(Collected data)
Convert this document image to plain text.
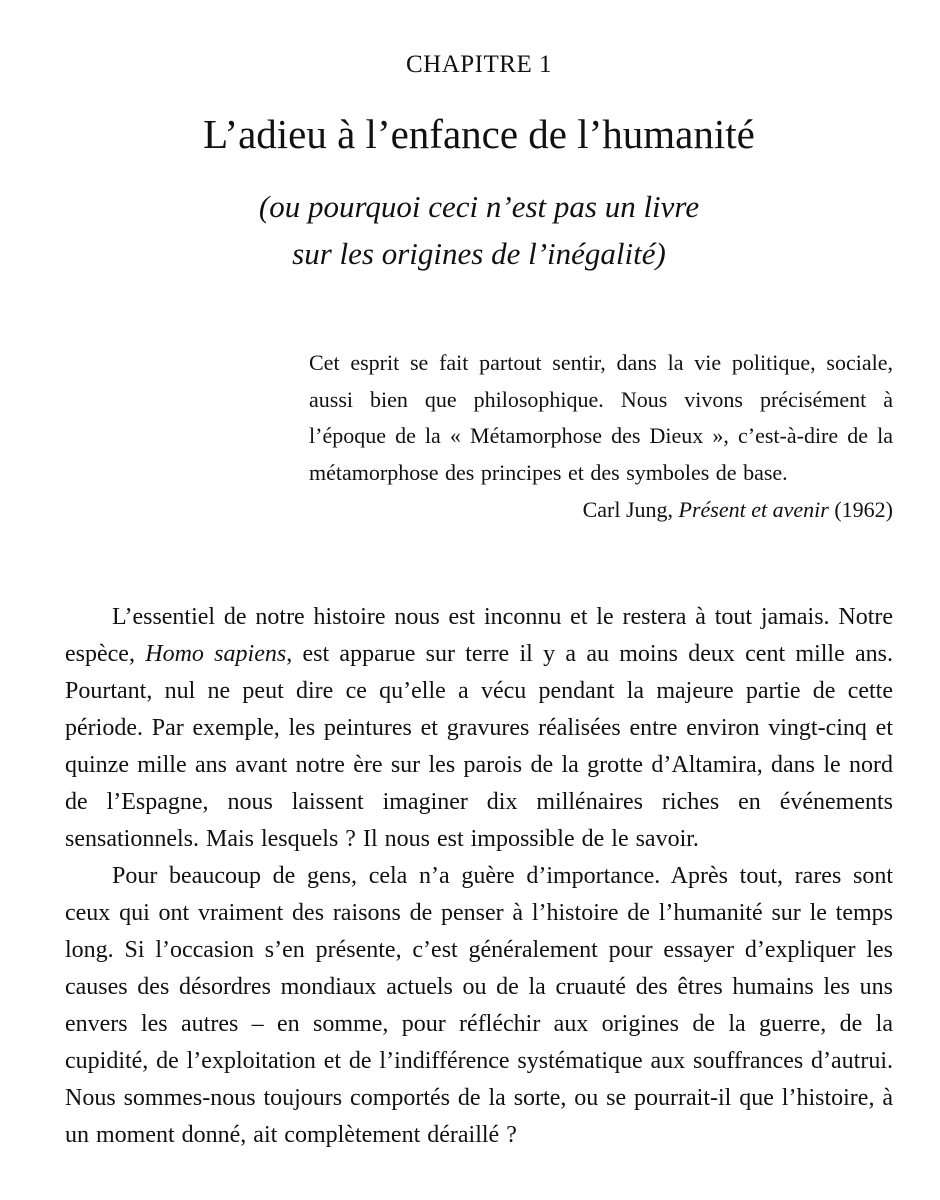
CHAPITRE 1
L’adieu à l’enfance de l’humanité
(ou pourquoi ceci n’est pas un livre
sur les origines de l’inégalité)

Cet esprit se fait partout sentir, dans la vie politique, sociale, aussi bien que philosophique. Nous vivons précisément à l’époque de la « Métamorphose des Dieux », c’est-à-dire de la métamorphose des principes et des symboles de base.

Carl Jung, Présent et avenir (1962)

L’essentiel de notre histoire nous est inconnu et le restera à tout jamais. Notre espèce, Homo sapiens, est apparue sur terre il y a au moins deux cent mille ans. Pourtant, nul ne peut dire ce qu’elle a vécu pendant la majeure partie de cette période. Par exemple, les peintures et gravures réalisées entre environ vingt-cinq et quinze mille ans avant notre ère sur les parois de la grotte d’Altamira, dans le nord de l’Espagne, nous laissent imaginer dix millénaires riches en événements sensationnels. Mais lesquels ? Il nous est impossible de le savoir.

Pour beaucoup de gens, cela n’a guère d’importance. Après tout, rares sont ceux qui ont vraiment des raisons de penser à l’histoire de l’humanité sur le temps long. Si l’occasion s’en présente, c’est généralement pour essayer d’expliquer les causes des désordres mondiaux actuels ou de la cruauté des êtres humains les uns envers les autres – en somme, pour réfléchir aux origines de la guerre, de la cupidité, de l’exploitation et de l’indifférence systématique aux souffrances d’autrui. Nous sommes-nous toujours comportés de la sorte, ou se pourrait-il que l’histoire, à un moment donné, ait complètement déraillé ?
---
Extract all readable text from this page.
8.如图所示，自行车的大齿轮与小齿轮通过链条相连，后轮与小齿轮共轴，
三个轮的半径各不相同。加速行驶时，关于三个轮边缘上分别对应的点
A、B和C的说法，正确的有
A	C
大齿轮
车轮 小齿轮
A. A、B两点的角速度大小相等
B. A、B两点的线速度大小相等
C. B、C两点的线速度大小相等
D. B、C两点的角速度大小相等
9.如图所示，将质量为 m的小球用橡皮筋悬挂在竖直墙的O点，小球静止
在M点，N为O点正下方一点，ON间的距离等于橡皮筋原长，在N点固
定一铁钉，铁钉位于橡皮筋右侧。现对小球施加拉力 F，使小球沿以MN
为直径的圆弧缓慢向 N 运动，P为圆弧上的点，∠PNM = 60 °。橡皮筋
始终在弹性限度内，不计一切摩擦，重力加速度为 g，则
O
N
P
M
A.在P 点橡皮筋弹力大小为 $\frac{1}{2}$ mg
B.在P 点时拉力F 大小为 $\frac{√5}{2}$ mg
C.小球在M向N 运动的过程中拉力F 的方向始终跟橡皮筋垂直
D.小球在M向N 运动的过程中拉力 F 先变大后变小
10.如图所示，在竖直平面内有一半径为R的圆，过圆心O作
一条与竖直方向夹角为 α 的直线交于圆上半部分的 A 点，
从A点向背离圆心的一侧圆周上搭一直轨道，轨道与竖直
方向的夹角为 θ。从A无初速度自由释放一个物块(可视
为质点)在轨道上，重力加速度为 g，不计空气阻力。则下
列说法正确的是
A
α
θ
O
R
...
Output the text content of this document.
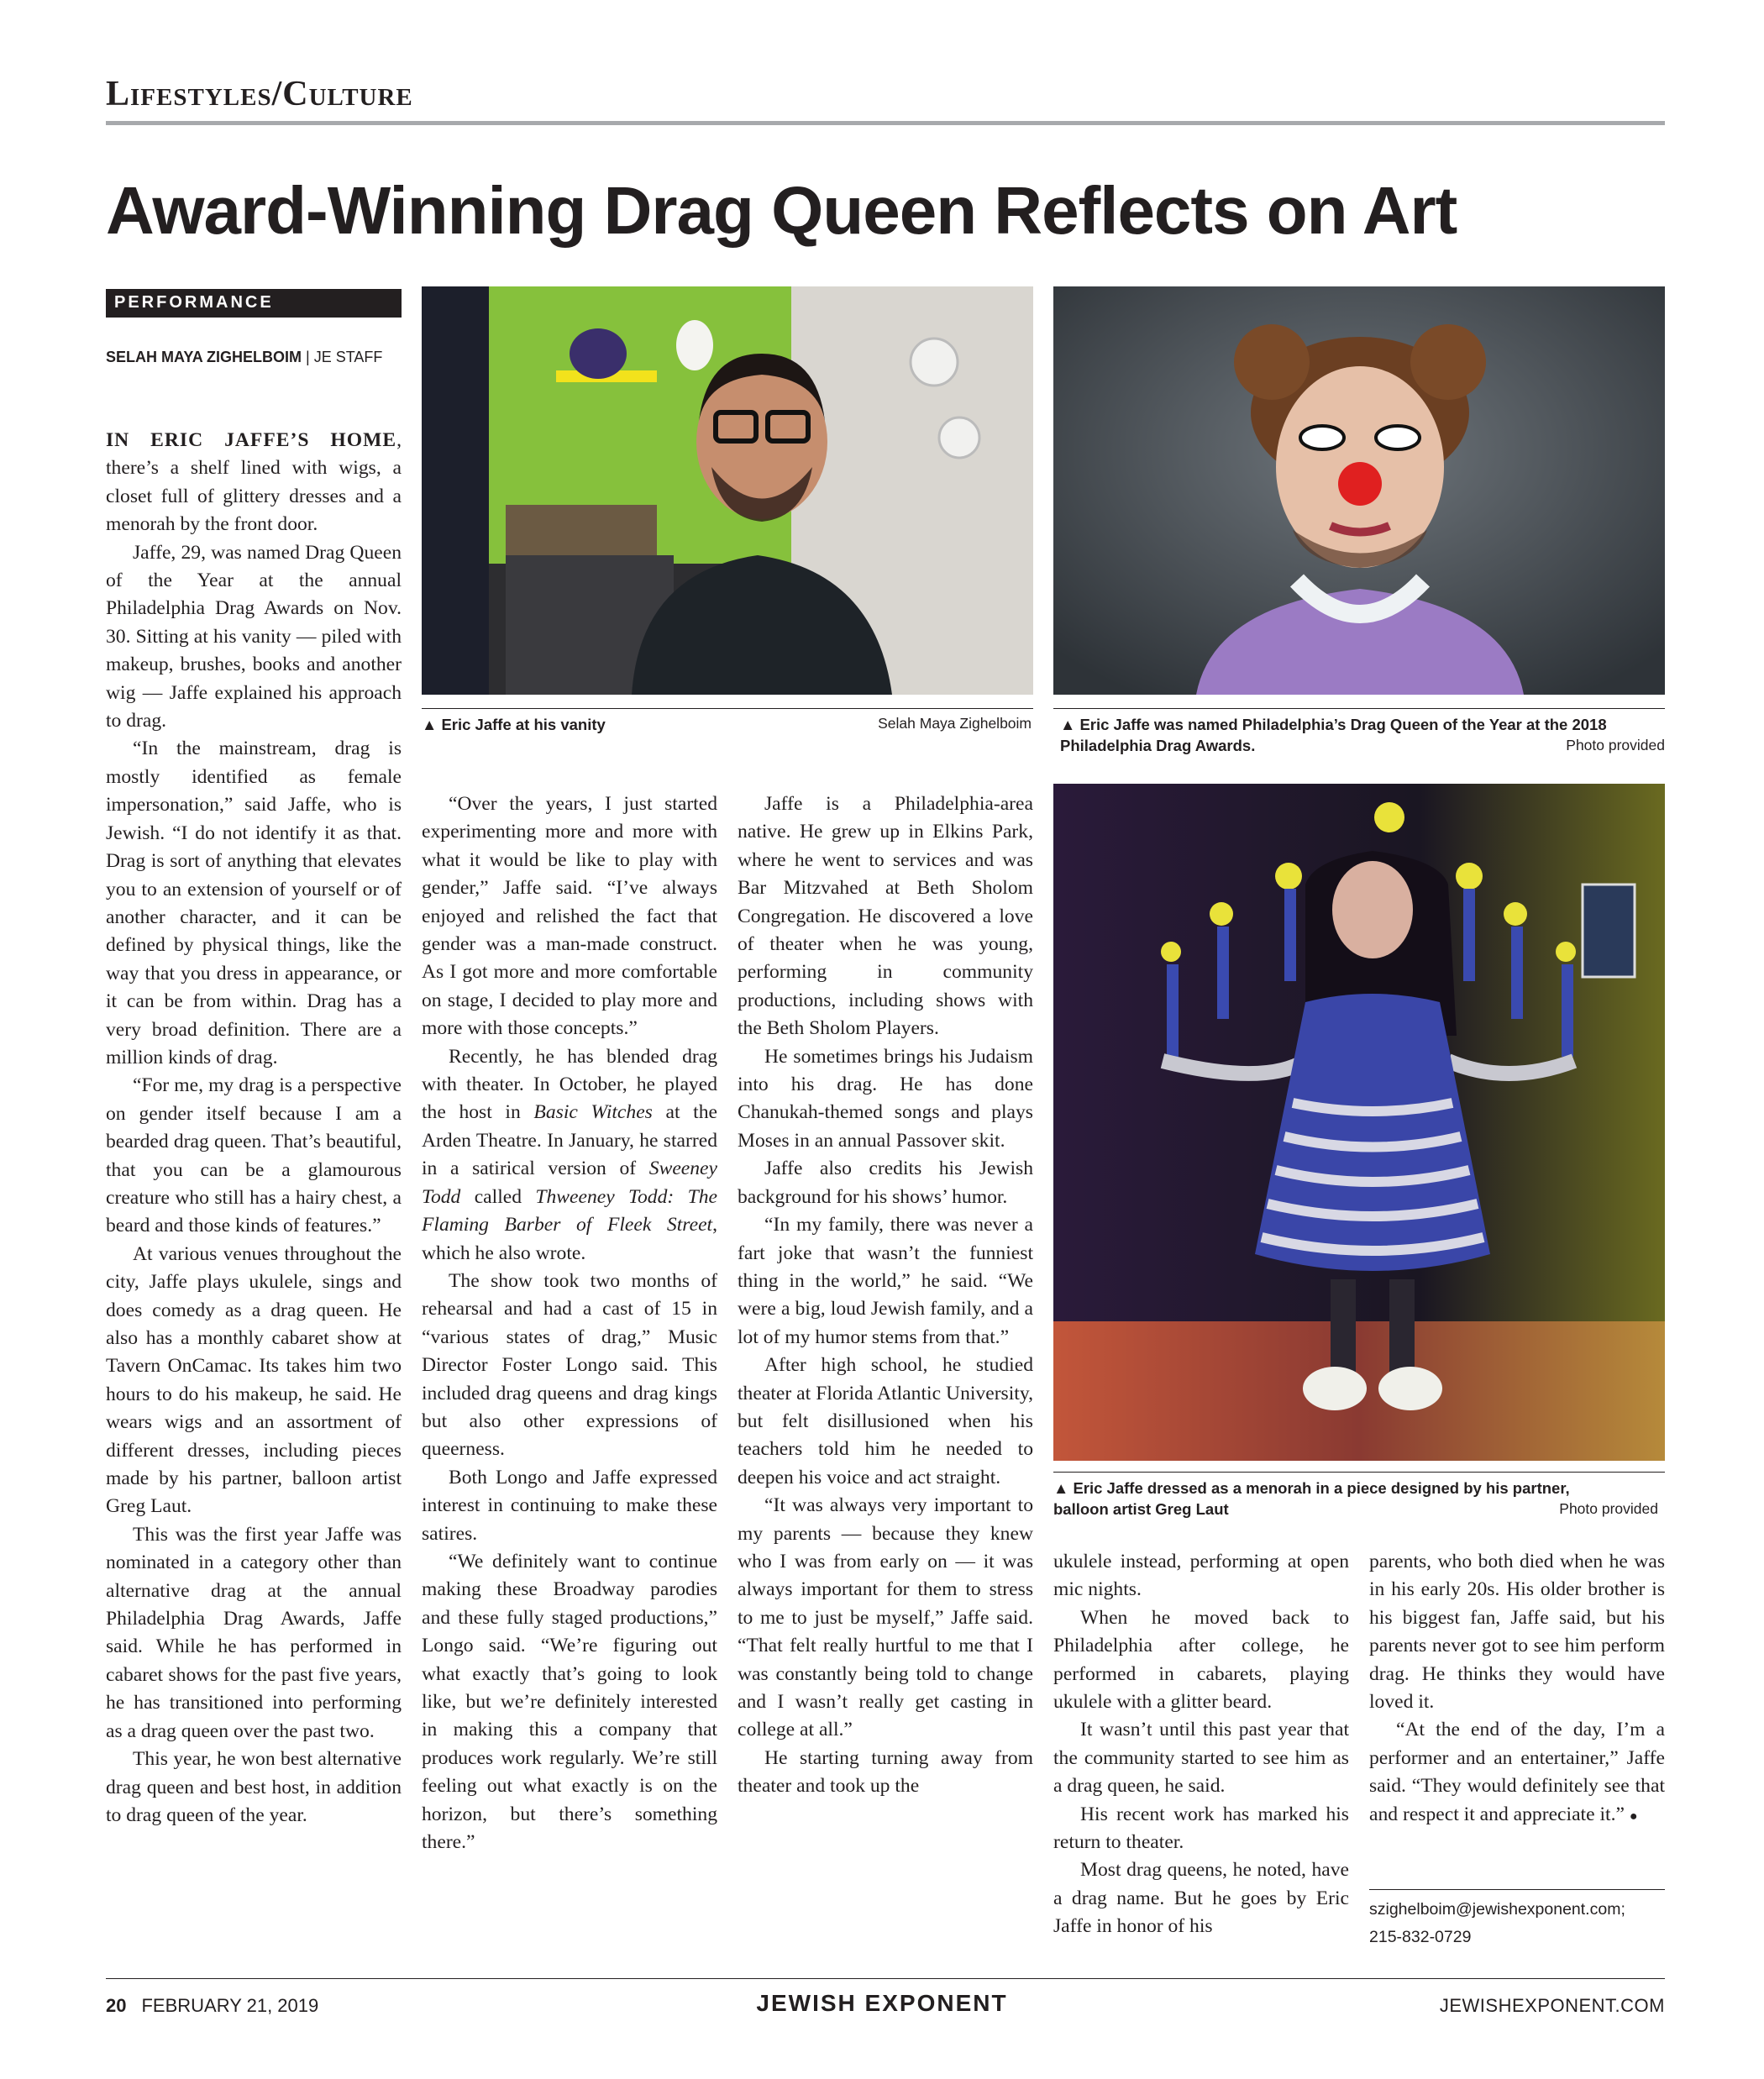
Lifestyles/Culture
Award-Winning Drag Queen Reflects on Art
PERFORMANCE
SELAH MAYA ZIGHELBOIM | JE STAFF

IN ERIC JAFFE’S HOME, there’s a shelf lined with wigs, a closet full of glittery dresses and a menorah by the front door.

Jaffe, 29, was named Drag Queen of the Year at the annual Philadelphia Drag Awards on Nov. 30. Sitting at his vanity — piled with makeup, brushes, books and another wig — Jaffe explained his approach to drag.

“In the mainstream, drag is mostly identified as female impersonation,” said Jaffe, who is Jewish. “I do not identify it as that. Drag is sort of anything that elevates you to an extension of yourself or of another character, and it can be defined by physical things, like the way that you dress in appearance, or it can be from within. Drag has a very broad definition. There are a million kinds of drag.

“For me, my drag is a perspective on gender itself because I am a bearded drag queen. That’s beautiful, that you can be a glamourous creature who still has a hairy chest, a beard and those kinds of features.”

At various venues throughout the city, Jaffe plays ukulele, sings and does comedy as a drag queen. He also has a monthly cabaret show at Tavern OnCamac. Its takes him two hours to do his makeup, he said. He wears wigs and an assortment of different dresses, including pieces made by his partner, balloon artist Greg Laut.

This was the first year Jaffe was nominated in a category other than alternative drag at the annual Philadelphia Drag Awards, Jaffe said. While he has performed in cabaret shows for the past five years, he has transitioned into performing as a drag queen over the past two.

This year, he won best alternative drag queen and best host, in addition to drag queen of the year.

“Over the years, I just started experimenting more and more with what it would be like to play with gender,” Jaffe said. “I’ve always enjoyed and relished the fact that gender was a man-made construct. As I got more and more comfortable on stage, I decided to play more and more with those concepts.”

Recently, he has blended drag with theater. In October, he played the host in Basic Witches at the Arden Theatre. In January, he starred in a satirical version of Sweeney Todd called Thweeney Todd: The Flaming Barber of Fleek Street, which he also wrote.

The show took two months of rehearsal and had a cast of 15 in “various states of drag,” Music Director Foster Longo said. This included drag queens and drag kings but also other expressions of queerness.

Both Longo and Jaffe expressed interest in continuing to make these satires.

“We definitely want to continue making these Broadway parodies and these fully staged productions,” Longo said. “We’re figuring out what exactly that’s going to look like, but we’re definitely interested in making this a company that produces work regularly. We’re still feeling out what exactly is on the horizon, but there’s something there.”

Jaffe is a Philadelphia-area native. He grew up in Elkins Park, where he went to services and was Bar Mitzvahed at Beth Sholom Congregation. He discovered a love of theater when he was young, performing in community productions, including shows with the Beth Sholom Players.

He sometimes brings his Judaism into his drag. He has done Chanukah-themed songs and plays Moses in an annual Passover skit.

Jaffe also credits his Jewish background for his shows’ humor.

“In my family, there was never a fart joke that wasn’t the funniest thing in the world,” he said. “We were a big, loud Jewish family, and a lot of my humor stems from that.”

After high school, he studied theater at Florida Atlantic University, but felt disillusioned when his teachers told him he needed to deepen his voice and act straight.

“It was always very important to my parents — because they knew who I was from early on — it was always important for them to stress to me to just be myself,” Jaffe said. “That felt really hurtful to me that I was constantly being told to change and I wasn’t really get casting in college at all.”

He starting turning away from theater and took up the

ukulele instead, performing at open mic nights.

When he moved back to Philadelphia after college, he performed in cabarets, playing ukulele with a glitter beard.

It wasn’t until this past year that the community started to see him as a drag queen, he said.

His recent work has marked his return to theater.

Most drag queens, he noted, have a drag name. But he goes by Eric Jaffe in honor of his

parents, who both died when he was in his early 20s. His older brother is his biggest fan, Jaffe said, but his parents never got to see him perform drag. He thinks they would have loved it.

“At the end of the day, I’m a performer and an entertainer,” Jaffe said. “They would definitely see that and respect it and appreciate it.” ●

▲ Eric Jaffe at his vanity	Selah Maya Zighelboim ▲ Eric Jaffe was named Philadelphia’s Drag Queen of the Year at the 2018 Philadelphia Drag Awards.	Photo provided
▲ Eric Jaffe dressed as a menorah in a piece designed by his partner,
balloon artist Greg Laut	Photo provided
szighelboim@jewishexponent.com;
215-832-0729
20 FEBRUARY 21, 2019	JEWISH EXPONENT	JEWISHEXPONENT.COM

SHORT PROBLEM ▸
From the data above, copy each line that has the string "kinds".

RESPONSE TO THIS EXERCISE ▸
“In the mainstream, drag is mostly identified as female impersonation,” said Jaffe, who is Jewish. “I do not identify it as that. Drag is sort of anything that elevates you to an extension of yourself or of another character, and it can be defined by physical things, like the way that you dress in appearance, or it can be from within. Drag has a very broad definition. There are a million kinds of drag.
“For me, my drag is a perspective on gender itself because I am a bearded drag queen. That’s beautiful, that you can be a glamourous creature who still has a hairy chest, a beard and those kinds of features.”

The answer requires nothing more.